Retype each of the lines below exactly as it appears, keeping every character and the original order.

Data provided:
-------
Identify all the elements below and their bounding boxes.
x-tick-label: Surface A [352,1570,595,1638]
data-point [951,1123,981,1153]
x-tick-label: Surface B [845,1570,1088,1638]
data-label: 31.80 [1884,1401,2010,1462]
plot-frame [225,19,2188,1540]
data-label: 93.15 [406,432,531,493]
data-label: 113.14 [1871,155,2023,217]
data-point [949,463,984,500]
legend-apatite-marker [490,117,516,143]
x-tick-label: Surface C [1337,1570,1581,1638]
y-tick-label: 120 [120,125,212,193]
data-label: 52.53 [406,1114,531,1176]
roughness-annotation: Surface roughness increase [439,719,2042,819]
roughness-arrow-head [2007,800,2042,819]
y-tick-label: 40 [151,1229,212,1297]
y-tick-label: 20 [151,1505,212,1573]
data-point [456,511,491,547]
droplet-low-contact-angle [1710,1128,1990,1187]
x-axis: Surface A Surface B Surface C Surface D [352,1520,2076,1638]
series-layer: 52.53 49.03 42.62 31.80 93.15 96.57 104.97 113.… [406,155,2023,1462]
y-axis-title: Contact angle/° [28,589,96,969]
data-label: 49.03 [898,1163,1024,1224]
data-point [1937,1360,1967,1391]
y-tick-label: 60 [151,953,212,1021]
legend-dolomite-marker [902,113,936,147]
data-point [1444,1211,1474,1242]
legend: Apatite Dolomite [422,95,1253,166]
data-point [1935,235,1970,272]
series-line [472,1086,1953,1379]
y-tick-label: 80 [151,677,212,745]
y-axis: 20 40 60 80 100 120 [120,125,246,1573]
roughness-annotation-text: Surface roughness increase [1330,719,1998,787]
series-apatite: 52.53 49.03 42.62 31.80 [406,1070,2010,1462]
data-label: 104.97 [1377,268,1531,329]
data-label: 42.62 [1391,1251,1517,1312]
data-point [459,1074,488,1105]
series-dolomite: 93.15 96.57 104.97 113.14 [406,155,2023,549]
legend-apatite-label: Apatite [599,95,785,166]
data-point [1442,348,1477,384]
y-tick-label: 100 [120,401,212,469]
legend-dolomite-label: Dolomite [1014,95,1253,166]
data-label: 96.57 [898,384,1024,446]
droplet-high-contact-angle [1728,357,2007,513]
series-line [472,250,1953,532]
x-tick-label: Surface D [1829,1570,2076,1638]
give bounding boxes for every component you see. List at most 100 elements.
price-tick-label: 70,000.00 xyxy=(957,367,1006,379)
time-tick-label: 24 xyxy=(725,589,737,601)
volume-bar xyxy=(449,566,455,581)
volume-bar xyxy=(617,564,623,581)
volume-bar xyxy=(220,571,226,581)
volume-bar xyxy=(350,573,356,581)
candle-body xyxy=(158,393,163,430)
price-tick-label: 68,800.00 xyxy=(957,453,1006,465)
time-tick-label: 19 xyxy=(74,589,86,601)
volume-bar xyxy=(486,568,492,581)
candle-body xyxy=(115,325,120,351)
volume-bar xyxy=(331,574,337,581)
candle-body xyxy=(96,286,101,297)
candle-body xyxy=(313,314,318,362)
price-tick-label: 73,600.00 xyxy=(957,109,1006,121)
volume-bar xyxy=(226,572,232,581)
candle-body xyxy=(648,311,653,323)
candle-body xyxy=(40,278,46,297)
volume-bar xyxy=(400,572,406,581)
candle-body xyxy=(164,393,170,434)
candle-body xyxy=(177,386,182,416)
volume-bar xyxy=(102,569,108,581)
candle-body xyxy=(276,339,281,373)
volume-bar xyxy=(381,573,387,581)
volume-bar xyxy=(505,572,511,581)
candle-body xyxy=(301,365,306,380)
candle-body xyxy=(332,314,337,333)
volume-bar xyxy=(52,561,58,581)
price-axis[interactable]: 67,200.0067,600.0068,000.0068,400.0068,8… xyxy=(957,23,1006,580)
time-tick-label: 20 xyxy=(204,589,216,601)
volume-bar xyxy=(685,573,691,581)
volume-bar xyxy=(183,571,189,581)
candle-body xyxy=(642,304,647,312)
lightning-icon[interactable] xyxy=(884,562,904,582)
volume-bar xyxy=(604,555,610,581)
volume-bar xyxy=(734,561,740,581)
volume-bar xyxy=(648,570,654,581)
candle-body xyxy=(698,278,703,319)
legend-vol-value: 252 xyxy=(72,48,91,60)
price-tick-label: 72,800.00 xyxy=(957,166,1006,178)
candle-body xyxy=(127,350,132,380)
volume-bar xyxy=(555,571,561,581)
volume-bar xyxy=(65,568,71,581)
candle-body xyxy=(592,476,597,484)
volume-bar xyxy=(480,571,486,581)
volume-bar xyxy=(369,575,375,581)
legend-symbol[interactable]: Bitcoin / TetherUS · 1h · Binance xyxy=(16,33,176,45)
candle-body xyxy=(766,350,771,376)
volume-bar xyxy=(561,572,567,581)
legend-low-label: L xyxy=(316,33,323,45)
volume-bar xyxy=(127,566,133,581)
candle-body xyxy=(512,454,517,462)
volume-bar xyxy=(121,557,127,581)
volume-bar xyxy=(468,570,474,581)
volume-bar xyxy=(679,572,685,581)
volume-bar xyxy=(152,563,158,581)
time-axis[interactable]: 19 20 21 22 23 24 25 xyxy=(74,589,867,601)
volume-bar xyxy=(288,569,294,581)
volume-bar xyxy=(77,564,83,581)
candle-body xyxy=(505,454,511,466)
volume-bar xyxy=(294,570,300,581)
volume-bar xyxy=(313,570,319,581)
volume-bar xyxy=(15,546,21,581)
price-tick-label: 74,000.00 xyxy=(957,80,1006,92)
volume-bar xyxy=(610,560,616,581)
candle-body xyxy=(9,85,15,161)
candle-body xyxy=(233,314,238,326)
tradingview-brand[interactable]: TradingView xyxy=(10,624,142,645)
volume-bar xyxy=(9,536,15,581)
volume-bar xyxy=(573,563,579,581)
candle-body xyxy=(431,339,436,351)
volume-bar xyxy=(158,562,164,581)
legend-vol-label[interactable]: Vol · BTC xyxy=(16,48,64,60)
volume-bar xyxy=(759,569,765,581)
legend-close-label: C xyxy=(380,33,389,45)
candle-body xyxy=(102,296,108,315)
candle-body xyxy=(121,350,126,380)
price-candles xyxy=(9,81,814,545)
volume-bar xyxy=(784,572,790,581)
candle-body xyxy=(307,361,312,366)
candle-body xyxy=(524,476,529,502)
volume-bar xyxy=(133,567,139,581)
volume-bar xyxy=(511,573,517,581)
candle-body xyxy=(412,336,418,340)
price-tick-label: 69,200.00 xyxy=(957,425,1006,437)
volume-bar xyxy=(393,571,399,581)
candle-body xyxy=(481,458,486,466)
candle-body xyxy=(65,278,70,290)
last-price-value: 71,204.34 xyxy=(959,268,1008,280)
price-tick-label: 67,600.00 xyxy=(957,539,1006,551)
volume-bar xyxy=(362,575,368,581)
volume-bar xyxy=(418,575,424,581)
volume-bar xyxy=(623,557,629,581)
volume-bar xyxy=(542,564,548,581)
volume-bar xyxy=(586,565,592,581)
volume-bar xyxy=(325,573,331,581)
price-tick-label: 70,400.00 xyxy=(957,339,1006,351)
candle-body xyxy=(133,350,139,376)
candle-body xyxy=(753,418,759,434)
-------
Solution for this problem:
Identify all the elements below and their bounding boxes.
x-tick-label: Surface A [352,1570,595,1638]
data-point [951,1123,981,1153]
x-tick-label: Surface B [845,1570,1088,1638]
data-label: 31.80 [1884,1401,2010,1462]
plot-frame [225,19,2188,1540]
data-label: 93.15 [406,432,531,493]
data-label: 113.14 [1871,155,2023,217]
data-point [949,463,984,500]
legend-apatite-marker [490,117,516,143]
x-tick-label: Surface C [1337,1570,1581,1638]
y-tick-label: 120 [120,125,212,193]
data-label: 52.53 [406,1114,531,1176]
roughness-annotation: Surface roughness increase [439,719,2042,819]
roughness-arrow-head [2007,800,2042,819]
y-tick-label: 40 [151,1229,212,1297]
y-tick-label: 20 [151,1505,212,1573]
data-point [456,511,491,547]
droplet-low-contact-angle [1710,1128,1990,1187]
x-axis: Surface A Surface B Surface C Surface D [352,1520,2076,1638]
series-layer: 52.53 49.03 42.62 31.80 93.15 96.57 104.97 113.… [406,155,2023,1462]
y-axis-title: Contact angle/° [28,589,96,969]
data-label: 49.03 [898,1163,1024,1224]
data-point [1937,1360,1967,1391]
y-tick-label: 60 [151,953,212,1021]
legend-dolomite-marker [902,113,936,147]
data-point [1444,1211,1474,1242]
legend: Apatite Dolomite [422,95,1253,166]
data-point [1935,235,1970,272]
series-line [472,1086,1953,1379]
y-tick-label: 80 [151,677,212,745]
y-axis: 20 40 60 80 100 120 [120,125,246,1573]
roughness-annotation-text: Surface roughness increase [1330,719,1998,787]
series-apatite: 52.53 49.03 42.62 31.80 [406,1070,2010,1462]
data-label: 104.97 [1377,268,1531,329]
data-label: 42.62 [1391,1251,1517,1312]
data-point [459,1074,488,1105]
series-dolomite: 93.15 96.57 104.97 113.14 [406,155,2023,549]
legend-apatite-label: Apatite [599,95,785,166]
data-point [1442,348,1477,384]
y-tick-label: 100 [120,401,212,469]
legend-dolomite-label: Dolomite [1014,95,1253,166]
data-label: 96.57 [898,384,1024,446]
droplet-high-contact-angle [1728,357,2007,513]
series-line [472,250,1953,532]
x-tick-label: Surface D [1829,1570,2076,1638]
give bounding boxes for every component you see. List at most 100 elements.
price-tick-label: 70,000.00 xyxy=(957,367,1006,379)
time-tick-label: 24 xyxy=(725,589,737,601)
volume-bar xyxy=(449,566,455,581)
volume-bar xyxy=(617,564,623,581)
volume-bar xyxy=(220,571,226,581)
volume-bar xyxy=(350,573,356,581)
candle-body xyxy=(158,393,163,430)
price-tick-label: 68,800.00 xyxy=(957,453,1006,465)
time-tick-label: 19 xyxy=(74,589,86,601)
volume-bar xyxy=(486,568,492,581)
candle-body xyxy=(115,325,120,351)
volume-bar xyxy=(331,574,337,581)
candle-body xyxy=(96,286,101,297)
candle-body xyxy=(313,314,318,362)
price-tick-label: 73,600.00 xyxy=(957,109,1006,121)
volume-bar xyxy=(226,572,232,581)
candle-body xyxy=(648,311,653,323)
candle-body xyxy=(40,278,46,297)
volume-bar xyxy=(400,572,406,581)
candle-body xyxy=(164,393,170,434)
candle-body xyxy=(177,386,182,416)
volume-bar xyxy=(102,569,108,581)
candle-body xyxy=(276,339,281,373)
volume-bar xyxy=(381,573,387,581)
volume-bar xyxy=(505,572,511,581)
candle-body xyxy=(301,365,306,380)
candle-body xyxy=(332,314,337,333)
volume-bar xyxy=(52,561,58,581)
price-axis[interactable]: 67,200.0067,600.0068,000.0068,400.0068,8… xyxy=(957,23,1006,580)
time-tick-label: 20 xyxy=(204,589,216,601)
volume-bar xyxy=(685,573,691,581)
volume-bar xyxy=(183,571,189,581)
candle-body xyxy=(642,304,647,312)
lightning-icon[interactable] xyxy=(884,562,904,582)
volume-bar xyxy=(604,555,610,581)
volume-bar xyxy=(734,561,740,581)
volume-bar xyxy=(648,570,654,581)
candle-body xyxy=(698,278,703,319)
legend-vol-value: 252 xyxy=(72,48,91,60)
price-tick-label: 72,800.00 xyxy=(957,166,1006,178)
candle-body xyxy=(127,350,132,380)
volume-bar xyxy=(555,571,561,581)
volume-bar xyxy=(65,568,71,581)
candle-body xyxy=(592,476,597,484)
volume-bar xyxy=(480,571,486,581)
volume-bar xyxy=(369,575,375,581)
legend-symbol[interactable]: Bitcoin / TetherUS · 1h · Binance xyxy=(16,33,176,45)
candle-body xyxy=(766,350,771,376)
volume-bar xyxy=(561,572,567,581)
legend-low-label: L xyxy=(316,33,323,45)
volume-bar xyxy=(127,566,133,581)
candle-body xyxy=(512,454,517,462)
volume-bar xyxy=(121,557,127,581)
volume-bar xyxy=(468,570,474,581)
volume-bar xyxy=(679,572,685,581)
volume-bar xyxy=(152,563,158,581)
time-axis[interactable]: 19 20 21 22 23 24 25 xyxy=(74,589,867,601)
volume-bar xyxy=(288,569,294,581)
volume-bar xyxy=(77,564,83,581)
candle-body xyxy=(505,454,511,466)
volume-bar xyxy=(294,570,300,581)
volume-bar xyxy=(313,570,319,581)
volume-bar xyxy=(15,546,21,581)
price-tick-label: 74,000.00 xyxy=(957,80,1006,92)
volume-bar xyxy=(610,560,616,581)
candle-body xyxy=(9,85,15,161)
candle-body xyxy=(233,314,238,326)
tradingview-brand[interactable]: TradingView xyxy=(10,624,142,645)
volume-bar xyxy=(9,536,15,581)
volume-bar xyxy=(573,563,579,581)
candle-body xyxy=(431,339,436,351)
volume-bar xyxy=(158,562,164,581)
legend-vol-label[interactable]: Vol · BTC xyxy=(16,48,64,60)
volume-bar xyxy=(759,569,765,581)
legend-close-label: C xyxy=(380,33,389,45)
candle-body xyxy=(102,296,108,315)
candle-body xyxy=(121,350,126,380)
price-candles xyxy=(9,81,814,545)
volume-bar xyxy=(784,572,790,581)
candle-body xyxy=(307,361,312,366)
candle-body xyxy=(524,476,529,502)
volume-bar xyxy=(133,567,139,581)
volume-bar xyxy=(511,573,517,581)
candle-body xyxy=(412,336,418,340)
price-tick-label: 69,200.00 xyxy=(957,425,1006,437)
volume-bar xyxy=(393,571,399,581)
candle-body xyxy=(481,458,486,466)
candle-body xyxy=(65,278,70,290)
last-price-value: 71,204.34 xyxy=(959,268,1008,280)
price-tick-label: 67,600.00 xyxy=(957,539,1006,551)
volume-bar xyxy=(362,575,368,581)
volume-bar xyxy=(418,575,424,581)
volume-bar xyxy=(623,557,629,581)
volume-bar xyxy=(542,564,548,581)
volume-bar xyxy=(586,565,592,581)
volume-bar xyxy=(325,573,331,581)
price-tick-label: 70,400.00 xyxy=(957,339,1006,351)
candle-body xyxy=(133,350,139,376)
candle-body xyxy=(753,418,759,434)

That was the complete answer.